Quoted passage
Additionally, the Corporation acknowledges that its general severance pay plans
do not provide for mitigation, offset or reduction of any severance payment
received thereunder. Accordingly, the Corporation further acknowledges that the
payment of severance benefits by the Corporation under this Agreement is
reasonable and will be liquidated damages, and the Executive shall not be
required to mitigate the amount of any payment provided for in this Agreement by
seeking other employment or otherwise, nor will any profits, income, earnings or
other benefits from any source whatsoever create any mitigation, offset,
reduction or any other obligation on the part of the Executive hereunder or
otherwise.
3. TERMINATION FOR WHICH NO SEVERANCE BENEFITS ARE PAYABLE
(a) No Severance for Termination for Cause. The Bank may terminate the
Executive's employment at any time. Anything in this Agreement to the contrary
notwithstanding, under no circumstance shall the Executive be entitled to
severance benefits if his employment terminates for Cause.
(1) "Cause" Means Commission of Any of the Following Acts: For
purposes of this Agreement, "Cause" means the Executive shall
have committed any of the following acts -
(a) Fraud, Embezzlement, Theft or Other Crime: an act of fraud,
embezzlement, or theft in connection with his duties or in
the course of his employment with the Corporation or a
Subsidiary, or commission of a felony or commission of a
misdemeanor involving moral turpitude, or
(b) Damage to Property: intentional wrongful damage to the
business or property of the Corporation or Subsidiary(ies),
which, in the Corporation's sole judgment, causes material
harm to the Corporation or Subsidiary(ies), or
(c) Negligence and Other Actions: gross negligence,
insubordination, disloyalty, or dishonesty in the
performance of his duties as an officer of the Corporation
or Subsidiary(ies), or
(d) Violation of Law or Policy: intentional violation of any law
or significant policy of the Corporation or Subsidiary(ies)
committed in connection with the Executive's employment,
which, in the Corporation's sole judgment, has an adverse
effect on the Corporation or Subsidiary(ies), or
(e) Disclosure of Trade Secrets: intentional wrongful disclosure
of secret processes or confidential information of the
Corporation or a Subsidiary, which, in the Corporation's
sole judgment, causes material harm to the Corporation or
the Subsidiary, or
(f) Competing with the Corporation: intentional wrongful
engagement in any competitive activity. For purposes of this
Agreement, competitive activity means the Executive's
participation, without the written consent of a senior
executive officer of the Corporation, in the management of
any business enterprise if (1) the enterprise engages in
substantial and direct competition with the Corporation, (2)

Data segment
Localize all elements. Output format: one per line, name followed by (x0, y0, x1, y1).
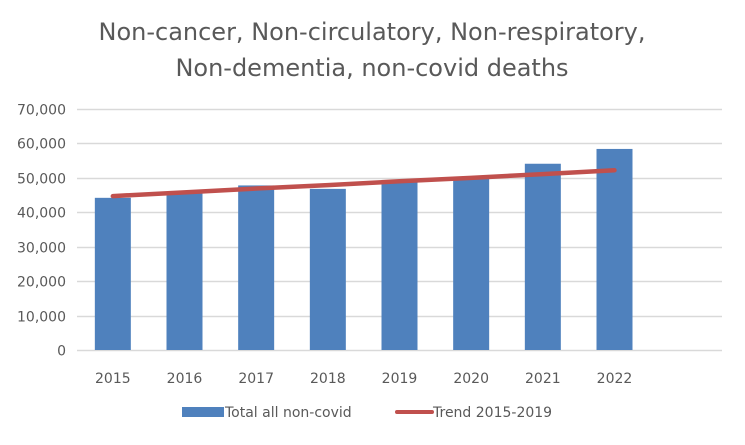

Given instruction A
Answer the following questions about the severance agreement excerpt.
(i) The Corporation acknowledges that its general severance pay plans do not provide for what?
(ii) For what type of termination is the Executive not entitled to severance benefits under any circumstance?
(iii) Whose written consent keeps the Executive's participation in managing a business enterprise from counting as competitive activity?
Given instruction B
Reproduce the severance agreement excerpt from "3. TERMINATION FOR" to "terminates for Cause.".
Given instruction C
Continue the severance agreement excerpt from the point where it stops.

Expected answer A
(i) Mitigation, offset or reduction of any severance payment received thereunder.
(ii) Termination for Cause.
(iii) A senior executive officer of the Corporation.

Expected answer B
3. TERMINATION FOR WHICH NO SEVERANCE BENEFITS ARE PAYABLE
(a) No Severance for Termination for Cause. The Bank may terminate the
Executive's employment at any time. Anything in this Agreement to the contrary
notwithstanding, under no circumstance shall the Executive be entitled to
severance benefits if his employment terminates for Cause.

Expected answer C
the enterprise's revenues derived from any product or
service competitive with any product or service of the
Corporation or Subsidiary(ies) amounted to 10% or more of
the enterprise's revenues for its most recently completed
fiscal year, and (3) the Corporation's revenues from the
product or service amounted to 10% of the Corporation's
revenues for its most recently completed fiscal year. A
competitive activity does not include mere ownership of
securities in an enterprise and the exercise of rights
appurtenant thereto, provided the Executive's share
ownership does not give his practical or legal control of
the enterprise. For this purpose, ownership of less than 5%
of the enterprise's outstanding voting securities shall
conclusively be presumed to be insufficient for practical or
legal control, and ownership of more than 50% shall
conclusively be presumed to constitute practical and legal
control.
If the Executive is now or hereafter becomes subject to an
agreement not to compete with the Corporation or
Subsidiary(ies), a breach by the Executive of that other
non-competition agreement shall be grounds for denial of
severance benefits for Cause under this clause (f) of
Section 3(a)(1). However, if the Executive engages in a
competitive activity under circumstances justifying denial
of severance benefits for Cause under
this clause (f), that shall not necessarily be grounds for
concluding that the Executive has also breached the other
non-competition agreement to which he is or may become
subject. This clause (f) is not intended to and shall not be
construed to supersede or amend any provision of an
employment or non-competition agreement to which the
Executive is or may become subject. This clause (f) does not
grant to the Executive any right or privilege to engage in
other activities or enterprises, whether in competition with
the Corporation or otherwise, or
(g) Termination for Cause under an Employment Agreement: any
actions that have caused the Executive to be terminated for
Cause under any employment agreement existing on the date
hereof or hereafter entered into between the Executive and
the Corporation or a Subsidiary.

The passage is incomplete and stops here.